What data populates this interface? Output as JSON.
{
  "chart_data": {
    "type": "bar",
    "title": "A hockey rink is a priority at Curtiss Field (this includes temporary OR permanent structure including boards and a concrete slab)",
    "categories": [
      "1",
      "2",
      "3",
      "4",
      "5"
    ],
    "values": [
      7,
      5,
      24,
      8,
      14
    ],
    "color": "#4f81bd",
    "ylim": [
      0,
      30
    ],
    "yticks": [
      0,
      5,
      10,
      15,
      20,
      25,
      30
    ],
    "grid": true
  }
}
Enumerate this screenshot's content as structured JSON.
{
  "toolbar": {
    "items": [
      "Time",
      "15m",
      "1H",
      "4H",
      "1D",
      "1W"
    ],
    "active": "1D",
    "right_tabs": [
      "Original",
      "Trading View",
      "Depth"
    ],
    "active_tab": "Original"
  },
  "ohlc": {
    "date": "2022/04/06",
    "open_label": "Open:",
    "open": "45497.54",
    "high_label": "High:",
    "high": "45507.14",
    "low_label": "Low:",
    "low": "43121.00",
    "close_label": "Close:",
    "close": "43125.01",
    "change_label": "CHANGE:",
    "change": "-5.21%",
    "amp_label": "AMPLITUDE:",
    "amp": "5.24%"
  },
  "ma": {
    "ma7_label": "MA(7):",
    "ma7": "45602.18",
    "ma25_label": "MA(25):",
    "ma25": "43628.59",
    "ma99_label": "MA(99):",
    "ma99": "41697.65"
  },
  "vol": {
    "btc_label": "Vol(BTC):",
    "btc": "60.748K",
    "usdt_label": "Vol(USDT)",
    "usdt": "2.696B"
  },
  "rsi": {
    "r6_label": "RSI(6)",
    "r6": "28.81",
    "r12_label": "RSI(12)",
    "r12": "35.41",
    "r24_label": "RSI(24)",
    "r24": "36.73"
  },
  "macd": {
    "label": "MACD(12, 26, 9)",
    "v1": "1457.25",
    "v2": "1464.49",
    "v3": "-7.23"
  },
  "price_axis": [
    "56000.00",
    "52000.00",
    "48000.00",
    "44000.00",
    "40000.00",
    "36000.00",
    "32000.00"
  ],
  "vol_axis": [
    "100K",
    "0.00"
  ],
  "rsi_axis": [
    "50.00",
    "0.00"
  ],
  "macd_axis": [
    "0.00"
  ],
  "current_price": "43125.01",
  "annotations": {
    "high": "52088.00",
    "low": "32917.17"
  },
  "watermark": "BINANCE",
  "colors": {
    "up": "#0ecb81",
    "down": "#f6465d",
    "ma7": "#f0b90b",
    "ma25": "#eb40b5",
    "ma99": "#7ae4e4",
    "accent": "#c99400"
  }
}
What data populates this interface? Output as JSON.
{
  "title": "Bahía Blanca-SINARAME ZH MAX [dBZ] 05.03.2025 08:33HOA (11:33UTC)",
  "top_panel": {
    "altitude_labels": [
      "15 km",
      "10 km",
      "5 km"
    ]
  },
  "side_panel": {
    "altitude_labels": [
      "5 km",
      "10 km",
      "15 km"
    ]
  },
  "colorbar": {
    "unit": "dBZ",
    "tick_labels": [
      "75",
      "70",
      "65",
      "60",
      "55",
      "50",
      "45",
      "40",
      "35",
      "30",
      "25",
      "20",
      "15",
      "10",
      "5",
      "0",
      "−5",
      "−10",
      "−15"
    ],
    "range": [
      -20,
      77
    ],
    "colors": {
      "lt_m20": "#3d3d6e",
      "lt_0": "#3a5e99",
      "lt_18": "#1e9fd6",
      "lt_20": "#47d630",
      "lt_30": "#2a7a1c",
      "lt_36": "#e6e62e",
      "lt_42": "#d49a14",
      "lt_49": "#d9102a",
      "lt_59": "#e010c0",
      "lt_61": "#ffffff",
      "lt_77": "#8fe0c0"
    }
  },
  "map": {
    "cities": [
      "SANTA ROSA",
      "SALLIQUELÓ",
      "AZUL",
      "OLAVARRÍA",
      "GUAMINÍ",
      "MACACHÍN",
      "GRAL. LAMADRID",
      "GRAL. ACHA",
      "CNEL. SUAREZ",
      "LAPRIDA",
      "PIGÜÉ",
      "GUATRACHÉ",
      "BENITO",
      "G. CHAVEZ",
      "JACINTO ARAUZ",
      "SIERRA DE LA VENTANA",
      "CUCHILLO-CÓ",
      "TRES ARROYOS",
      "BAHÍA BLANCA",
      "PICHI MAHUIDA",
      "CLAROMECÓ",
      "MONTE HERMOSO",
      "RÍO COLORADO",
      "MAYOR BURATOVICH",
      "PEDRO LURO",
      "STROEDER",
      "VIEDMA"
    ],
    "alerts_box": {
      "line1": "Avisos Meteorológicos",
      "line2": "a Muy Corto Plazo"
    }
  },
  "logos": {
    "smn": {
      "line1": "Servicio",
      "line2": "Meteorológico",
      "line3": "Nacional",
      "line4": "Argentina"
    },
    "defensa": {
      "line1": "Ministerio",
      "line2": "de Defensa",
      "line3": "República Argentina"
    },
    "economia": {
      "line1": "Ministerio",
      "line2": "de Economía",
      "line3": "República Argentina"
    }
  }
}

______

* _Objective_: Every entry above should be retyped exactly as shown.

* _Output for this task_:
What data populates this interface? Output as JSON.
{
  "chart_data": {
    "type": "bar",
    "title": "A hockey rink is a priority at Curtiss Field (this includes temporary OR permanent structure including boards and a concrete slab)",
    "categories": [
      "1",
      "2",
      "3",
      "4",
      "5"
    ],
    "values": [
      7,
      5,
      24,
      8,
      14
    ],
    "color": "#4f81bd",
    "ylim": [
      0,
      30
    ],
    "yticks": [
      0,
      5,
      10,
      15,
      20,
      25,
      30
    ],
    "grid": true
  }
}
Enumerate this screenshot's content as structured JSON.
{
  "toolbar": {
    "items": [
      "Time",
      "15m",
      "1H",
      "4H",
      "1D",
      "1W"
    ],
    "active": "1D",
    "right_tabs": [
      "Original",
      "Trading View",
      "Depth"
    ],
    "active_tab": "Original"
  },
  "ohlc": {
    "date": "2022/04/06",
    "open_label": "Open:",
    "open": "45497.54",
    "high_label": "High:",
    "high": "45507.14",
    "low_label": "Low:",
    "low": "43121.00",
    "close_label": "Close:",
    "close": "43125.01",
    "change_label": "CHANGE:",
    "change": "-5.21%",
    "amp_label": "AMPLITUDE:",
    "amp": "5.24%"
  },
  "ma": {
    "ma7_label": "MA(7):",
    "ma7": "45602.18",
    "ma25_label": "MA(25):",
    "ma25": "43628.59",
    "ma99_label": "MA(99):",
    "ma99": "41697.65"
  },
  "vol": {
    "btc_label": "Vol(BTC):",
    "btc": "60.748K",
    "usdt_label": "Vol(USDT)",
    "usdt": "2.696B"
  },
  "rsi": {
    "r6_label": "RSI(6)",
    "r6": "28.81",
    "r12_label": "RSI(12)",
    "r12": "35.41",
    "r24_label": "RSI(24)",
    "r24": "36.73"
  },
  "macd": {
    "label": "MACD(12, 26, 9)",
    "v1": "1457.25",
    "v2": "1464.49",
    "v3": "-7.23"
  },
  "price_axis": [
    "56000.00",
    "52000.00",
    "48000.00",
    "44000.00",
    "40000.00",
    "36000.00",
    "32000.00"
  ],
  "vol_axis": [
    "100K",
    "0.00"
  ],
  "rsi_axis": [
    "50.00",
    "0.00"
  ],
  "macd_axis": [
    "0.00"
  ],
  "current_price": "43125.01",
  "annotations": {
    "high": "52088.00",
    "low": "32917.17"
  },
  "watermark": "BINANCE",
  "colors": {
    "up": "#0ecb81",
    "down": "#f6465d",
    "ma7": "#f0b90b",
    "ma25": "#eb40b5",
    "ma99": "#7ae4e4",
    "accent": "#c99400"
  }
}
What data populates this interface? Output as JSON.
{
  "title": "Bahía Blanca-SINARAME ZH MAX [dBZ] 05.03.2025 08:33HOA (11:33UTC)",
  "top_panel": {
    "altitude_labels": [
      "15 km",
      "10 km",
      "5 km"
    ]
  },
  "side_panel": {
    "altitude_labels": [
      "5 km",
      "10 km",
      "15 km"
    ]
  },
  "colorbar": {
    "unit": "dBZ",
    "tick_labels": [
      "75",
      "70",
      "65",
      "60",
      "55",
      "50",
      "45",
      "40",
      "35",
      "30",
      "25",
      "20",
      "15",
      "10",
      "5",
      "0",
      "−5",
      "−10",
      "−15"
    ],
    "range": [
      -20,
      77
    ],
    "colors": {
      "lt_m20": "#3d3d6e",
      "lt_0": "#3a5e99",
      "lt_18": "#1e9fd6",
      "lt_20": "#47d630",
      "lt_30": "#2a7a1c",
      "lt_36": "#e6e62e",
      "lt_42": "#d49a14",
      "lt_49": "#d9102a",
      "lt_59": "#e010c0",
      "lt_61": "#ffffff",
      "lt_77": "#8fe0c0"
    }
  },
  "map": {
    "cities": [
      "SANTA ROSA",
      "SALLIQUELÓ",
      "AZUL",
      "OLAVARRÍA",
      "GUAMINÍ",
      "MACACHÍN",
      "GRAL. LAMADRID",
      "GRAL. ACHA",
      "CNEL. SUAREZ",
      "LAPRIDA",
      "PIGÜÉ",
      "GUATRACHÉ",
      "BENITO",
      "G. CHAVEZ",
      "JACINTO ARAUZ",
      "SIERRA DE LA VENTANA",
      "CUCHILLO-CÓ",
      "TRES ARROYOS",
      "BAHÍA BLANCA",
      "PICHI MAHUIDA",
      "CLAROMECÓ",
      "MONTE HERMOSO",
      "RÍO COLORADO",
      "MAYOR BURATOVICH",
      "PEDRO LURO",
      "STROEDER",
      "VIEDMA"
    ],
    "alerts_box": {
      "line1": "Avisos Meteorológicos",
      "line2": "a Muy Corto Plazo"
    }
  },
  "logos": {
    "smn": {
      "line1": "Servicio",
      "line2": "Meteorológico",
      "line3": "Nacional",
      "line4": "Argentina"
    },
    "defensa": {
      "line1": "Ministerio",
      "line2": "de Defensa",
      "line3": "República Argentina"
    },
    "economia": {
      "line1": "Ministerio",
      "line2": "de Economía",
      "line3": "República Argentina"
    }
  }
}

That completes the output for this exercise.